## [WHAT IS BEING ASKED]
Select every line holding the word "less" and copy it.

╭──

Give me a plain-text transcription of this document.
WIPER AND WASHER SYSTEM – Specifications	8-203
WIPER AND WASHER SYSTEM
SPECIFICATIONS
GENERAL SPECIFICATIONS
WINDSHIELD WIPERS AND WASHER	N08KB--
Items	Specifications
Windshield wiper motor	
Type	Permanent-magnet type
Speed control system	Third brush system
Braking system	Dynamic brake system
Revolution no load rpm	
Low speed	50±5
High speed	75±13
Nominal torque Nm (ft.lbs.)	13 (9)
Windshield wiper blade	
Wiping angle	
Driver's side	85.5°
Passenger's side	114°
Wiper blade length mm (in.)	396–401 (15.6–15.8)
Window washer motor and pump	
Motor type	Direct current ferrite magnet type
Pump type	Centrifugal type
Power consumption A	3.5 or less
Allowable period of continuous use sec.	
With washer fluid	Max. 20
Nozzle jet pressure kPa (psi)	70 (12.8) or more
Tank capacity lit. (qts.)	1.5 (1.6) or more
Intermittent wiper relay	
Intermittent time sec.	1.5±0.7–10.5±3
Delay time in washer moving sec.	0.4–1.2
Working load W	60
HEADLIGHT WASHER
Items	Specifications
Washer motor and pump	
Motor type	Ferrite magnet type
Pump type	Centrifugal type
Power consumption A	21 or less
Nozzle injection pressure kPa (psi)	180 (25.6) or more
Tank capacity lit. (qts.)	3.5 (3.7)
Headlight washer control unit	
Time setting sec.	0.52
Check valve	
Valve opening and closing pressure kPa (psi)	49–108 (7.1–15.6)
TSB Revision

╰──

## [REPLY]
Power consumption A	3.5 or less
Power consumption A	21 or less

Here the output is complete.